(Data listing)
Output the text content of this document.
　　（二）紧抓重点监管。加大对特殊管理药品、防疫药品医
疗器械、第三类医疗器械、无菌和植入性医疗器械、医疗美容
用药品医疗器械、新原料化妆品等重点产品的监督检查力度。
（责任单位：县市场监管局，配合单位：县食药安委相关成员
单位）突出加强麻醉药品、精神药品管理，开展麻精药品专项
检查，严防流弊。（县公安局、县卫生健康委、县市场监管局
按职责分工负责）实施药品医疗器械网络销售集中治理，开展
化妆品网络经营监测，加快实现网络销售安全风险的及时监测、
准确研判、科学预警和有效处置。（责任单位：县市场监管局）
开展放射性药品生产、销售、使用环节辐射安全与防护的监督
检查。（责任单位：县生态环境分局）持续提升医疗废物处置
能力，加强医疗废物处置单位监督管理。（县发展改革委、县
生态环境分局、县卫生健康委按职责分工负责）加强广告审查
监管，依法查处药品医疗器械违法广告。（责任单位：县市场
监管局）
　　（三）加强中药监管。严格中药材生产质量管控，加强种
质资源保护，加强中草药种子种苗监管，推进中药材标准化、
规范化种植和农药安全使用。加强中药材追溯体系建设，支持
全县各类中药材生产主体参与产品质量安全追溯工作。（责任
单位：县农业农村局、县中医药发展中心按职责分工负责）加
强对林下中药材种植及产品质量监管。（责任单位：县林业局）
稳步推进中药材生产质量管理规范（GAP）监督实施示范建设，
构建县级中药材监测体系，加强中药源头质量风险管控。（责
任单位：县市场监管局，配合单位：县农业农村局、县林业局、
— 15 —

# Instructions to follow
What is the number of lines in the data holding the word "县农业农村局"? Reply with that number only.

# Solution for this problem
2